-- Start Material --

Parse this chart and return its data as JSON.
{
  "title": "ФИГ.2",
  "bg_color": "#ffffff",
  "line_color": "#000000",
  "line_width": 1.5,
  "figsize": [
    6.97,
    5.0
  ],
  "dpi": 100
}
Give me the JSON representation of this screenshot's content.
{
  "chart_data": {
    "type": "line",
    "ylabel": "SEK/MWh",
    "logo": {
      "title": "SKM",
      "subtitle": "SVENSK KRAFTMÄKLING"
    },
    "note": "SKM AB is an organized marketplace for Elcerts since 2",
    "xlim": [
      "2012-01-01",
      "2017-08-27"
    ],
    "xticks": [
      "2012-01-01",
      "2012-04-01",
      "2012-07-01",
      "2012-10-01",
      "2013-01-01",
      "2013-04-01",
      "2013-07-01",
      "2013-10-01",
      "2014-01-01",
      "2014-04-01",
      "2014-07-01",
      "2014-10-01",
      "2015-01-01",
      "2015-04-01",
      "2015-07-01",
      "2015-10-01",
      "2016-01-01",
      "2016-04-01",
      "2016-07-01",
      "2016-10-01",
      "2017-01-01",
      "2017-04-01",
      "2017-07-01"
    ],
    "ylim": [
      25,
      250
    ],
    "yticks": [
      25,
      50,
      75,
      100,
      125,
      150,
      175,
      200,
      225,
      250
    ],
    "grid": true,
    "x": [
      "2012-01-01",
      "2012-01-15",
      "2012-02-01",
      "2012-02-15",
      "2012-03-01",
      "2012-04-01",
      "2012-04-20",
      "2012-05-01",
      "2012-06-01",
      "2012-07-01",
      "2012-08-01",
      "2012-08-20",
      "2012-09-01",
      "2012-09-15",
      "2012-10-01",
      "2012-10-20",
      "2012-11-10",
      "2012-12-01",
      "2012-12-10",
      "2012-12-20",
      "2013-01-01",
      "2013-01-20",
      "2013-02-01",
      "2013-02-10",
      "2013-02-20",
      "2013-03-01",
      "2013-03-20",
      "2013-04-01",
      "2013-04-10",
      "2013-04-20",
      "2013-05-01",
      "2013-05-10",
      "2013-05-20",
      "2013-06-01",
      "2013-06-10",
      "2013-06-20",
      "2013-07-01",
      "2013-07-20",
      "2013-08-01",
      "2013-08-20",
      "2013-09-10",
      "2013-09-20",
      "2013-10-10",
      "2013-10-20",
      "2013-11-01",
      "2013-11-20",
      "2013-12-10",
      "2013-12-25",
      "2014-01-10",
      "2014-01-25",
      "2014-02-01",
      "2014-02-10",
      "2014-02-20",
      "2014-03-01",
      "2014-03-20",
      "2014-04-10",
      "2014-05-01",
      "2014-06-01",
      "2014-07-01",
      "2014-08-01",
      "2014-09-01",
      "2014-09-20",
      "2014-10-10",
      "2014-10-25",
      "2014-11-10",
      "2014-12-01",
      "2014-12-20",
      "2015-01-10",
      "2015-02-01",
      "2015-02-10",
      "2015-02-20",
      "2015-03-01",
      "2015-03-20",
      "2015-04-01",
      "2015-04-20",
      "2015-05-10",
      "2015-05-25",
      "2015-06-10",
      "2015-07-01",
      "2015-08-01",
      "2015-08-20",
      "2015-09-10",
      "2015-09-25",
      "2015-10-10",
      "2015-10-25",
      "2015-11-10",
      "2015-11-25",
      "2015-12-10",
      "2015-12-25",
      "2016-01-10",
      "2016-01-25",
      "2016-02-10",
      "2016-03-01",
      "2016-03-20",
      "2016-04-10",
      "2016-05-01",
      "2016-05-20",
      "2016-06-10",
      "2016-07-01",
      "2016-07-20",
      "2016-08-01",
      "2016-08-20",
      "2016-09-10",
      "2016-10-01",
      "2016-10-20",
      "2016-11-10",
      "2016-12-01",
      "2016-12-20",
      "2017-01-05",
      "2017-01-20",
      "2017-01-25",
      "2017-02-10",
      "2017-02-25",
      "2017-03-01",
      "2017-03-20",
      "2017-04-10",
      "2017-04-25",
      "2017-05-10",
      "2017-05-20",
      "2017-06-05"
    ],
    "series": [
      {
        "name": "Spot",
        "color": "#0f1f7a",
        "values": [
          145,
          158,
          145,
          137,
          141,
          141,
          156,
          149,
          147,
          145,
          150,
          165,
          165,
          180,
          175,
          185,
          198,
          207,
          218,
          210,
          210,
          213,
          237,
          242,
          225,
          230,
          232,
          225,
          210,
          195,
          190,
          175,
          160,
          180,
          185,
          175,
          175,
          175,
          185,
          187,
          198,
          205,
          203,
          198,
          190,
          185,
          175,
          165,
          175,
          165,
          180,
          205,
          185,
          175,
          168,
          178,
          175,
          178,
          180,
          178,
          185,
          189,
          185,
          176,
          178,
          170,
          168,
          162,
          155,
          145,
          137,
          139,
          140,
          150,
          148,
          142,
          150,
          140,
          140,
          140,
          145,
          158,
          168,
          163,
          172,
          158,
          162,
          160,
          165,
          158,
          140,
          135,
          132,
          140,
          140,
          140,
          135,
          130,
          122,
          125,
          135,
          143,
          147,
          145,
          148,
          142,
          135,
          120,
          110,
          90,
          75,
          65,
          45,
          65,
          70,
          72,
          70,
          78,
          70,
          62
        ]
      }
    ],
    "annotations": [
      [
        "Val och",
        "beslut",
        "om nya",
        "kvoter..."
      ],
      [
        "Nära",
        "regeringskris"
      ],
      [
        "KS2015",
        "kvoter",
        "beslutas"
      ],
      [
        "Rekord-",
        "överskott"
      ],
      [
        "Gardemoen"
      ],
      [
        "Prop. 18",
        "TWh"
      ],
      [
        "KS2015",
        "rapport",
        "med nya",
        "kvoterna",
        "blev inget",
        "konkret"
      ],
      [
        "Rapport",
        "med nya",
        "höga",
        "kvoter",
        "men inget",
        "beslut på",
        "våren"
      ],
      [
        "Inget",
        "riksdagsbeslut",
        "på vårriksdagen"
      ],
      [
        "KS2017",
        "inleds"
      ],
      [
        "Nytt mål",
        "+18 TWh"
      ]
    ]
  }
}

-- End Material --

Copy, from the material above, each line in which the string "JSON" occurs.

Parse this chart and return its data as JSON.
Give me the JSON representation of this screenshot's content.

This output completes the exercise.